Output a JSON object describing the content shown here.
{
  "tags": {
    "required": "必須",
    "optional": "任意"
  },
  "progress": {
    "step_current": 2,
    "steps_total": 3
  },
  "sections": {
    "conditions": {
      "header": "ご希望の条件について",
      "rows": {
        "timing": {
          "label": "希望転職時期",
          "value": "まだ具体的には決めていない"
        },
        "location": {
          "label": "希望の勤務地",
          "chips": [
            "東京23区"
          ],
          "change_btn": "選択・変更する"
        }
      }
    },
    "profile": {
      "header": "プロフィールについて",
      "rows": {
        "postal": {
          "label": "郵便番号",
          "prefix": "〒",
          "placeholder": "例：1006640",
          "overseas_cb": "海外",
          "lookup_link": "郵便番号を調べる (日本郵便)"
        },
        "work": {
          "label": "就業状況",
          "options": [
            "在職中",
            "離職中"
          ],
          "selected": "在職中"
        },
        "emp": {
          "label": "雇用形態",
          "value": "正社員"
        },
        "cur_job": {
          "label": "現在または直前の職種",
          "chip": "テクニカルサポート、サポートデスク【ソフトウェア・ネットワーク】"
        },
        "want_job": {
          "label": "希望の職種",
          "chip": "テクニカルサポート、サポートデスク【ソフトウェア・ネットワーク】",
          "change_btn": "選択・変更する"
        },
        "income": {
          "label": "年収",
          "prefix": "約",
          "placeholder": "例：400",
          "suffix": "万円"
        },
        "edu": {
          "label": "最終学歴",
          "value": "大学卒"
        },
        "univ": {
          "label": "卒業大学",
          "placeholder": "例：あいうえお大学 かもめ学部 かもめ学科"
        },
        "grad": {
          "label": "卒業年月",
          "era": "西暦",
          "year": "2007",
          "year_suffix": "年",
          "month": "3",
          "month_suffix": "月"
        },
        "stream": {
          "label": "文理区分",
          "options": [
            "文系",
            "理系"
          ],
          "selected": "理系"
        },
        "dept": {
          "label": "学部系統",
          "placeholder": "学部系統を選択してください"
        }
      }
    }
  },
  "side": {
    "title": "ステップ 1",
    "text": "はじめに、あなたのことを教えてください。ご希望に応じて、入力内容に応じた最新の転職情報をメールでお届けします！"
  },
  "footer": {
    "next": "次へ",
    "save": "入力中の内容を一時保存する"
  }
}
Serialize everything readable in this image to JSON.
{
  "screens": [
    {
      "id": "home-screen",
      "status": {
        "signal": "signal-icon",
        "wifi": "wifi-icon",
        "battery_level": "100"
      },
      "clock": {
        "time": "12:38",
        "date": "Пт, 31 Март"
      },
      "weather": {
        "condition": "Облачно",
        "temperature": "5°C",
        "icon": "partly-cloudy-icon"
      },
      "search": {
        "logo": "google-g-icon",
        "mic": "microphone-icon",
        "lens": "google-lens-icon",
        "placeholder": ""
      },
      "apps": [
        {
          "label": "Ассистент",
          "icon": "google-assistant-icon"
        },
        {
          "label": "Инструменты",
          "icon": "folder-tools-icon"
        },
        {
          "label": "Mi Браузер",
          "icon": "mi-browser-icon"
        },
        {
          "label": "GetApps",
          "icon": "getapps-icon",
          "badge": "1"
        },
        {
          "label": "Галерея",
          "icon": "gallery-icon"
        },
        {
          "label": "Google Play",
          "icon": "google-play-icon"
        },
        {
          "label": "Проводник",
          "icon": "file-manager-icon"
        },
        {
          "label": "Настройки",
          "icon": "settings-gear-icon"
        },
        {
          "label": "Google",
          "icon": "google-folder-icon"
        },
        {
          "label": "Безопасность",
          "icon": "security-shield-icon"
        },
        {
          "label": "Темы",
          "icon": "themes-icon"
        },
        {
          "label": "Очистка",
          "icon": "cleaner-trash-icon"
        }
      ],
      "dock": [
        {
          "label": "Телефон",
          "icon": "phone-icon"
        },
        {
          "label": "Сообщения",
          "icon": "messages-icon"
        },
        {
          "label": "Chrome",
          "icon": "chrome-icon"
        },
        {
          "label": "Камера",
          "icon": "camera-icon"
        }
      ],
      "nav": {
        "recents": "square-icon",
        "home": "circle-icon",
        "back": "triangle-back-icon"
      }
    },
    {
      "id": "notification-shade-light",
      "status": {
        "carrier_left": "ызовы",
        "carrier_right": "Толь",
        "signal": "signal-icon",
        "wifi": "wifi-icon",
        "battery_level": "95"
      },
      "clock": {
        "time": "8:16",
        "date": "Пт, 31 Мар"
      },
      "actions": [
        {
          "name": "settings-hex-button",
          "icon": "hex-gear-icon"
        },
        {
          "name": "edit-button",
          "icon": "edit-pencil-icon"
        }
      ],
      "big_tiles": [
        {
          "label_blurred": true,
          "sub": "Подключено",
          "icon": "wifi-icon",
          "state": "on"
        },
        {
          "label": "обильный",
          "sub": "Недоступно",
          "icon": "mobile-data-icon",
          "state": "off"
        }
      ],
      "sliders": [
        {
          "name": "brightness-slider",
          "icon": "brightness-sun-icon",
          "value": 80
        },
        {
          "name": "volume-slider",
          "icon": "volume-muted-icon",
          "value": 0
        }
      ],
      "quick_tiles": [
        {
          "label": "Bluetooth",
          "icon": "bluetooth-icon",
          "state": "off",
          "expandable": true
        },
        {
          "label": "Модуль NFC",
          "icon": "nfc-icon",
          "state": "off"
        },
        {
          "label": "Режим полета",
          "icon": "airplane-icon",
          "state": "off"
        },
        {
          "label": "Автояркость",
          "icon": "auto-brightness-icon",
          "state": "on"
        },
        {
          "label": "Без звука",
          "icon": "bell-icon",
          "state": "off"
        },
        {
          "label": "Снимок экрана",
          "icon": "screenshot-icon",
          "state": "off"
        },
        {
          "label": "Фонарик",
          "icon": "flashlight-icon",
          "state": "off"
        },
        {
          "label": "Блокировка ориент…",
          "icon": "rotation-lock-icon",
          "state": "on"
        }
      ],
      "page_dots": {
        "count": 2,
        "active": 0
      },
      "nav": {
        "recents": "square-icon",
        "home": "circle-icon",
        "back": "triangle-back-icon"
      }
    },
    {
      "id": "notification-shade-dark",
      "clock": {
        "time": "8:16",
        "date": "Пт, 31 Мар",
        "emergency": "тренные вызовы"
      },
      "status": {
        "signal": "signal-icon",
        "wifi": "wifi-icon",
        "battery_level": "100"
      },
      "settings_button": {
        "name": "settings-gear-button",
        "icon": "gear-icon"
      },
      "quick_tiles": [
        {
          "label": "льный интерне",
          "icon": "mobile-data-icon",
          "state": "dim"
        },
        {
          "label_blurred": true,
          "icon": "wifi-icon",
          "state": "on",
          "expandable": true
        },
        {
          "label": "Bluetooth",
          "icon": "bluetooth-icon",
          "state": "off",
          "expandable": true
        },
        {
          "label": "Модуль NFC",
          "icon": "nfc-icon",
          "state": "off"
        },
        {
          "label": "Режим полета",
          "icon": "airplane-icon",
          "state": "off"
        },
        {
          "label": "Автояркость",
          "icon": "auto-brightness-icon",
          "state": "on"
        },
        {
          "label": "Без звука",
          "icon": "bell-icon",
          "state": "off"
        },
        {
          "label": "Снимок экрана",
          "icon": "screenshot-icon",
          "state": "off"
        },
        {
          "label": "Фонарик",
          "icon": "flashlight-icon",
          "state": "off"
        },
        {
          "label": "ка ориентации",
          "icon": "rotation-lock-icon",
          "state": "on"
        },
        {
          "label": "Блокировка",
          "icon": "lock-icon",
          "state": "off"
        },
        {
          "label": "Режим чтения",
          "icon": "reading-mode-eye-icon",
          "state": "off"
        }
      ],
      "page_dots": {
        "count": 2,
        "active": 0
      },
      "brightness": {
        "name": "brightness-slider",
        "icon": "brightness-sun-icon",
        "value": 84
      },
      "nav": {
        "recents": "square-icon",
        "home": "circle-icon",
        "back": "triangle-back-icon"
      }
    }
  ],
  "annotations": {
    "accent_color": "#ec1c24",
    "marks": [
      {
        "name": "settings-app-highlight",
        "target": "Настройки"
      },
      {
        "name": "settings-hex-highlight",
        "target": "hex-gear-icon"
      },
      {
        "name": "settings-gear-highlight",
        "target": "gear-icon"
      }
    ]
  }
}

____

» **Direction**
In the entries above, find every line with the word "ソフトウェア" and list it.

» **Worked solution**
          "chip": "テクニカルサポート、サポートデスク【ソフトウェア・ネットワーク】"
          "chip": "テクニカルサポート、サポートデスク【ソフトウェア・ネットワーク】",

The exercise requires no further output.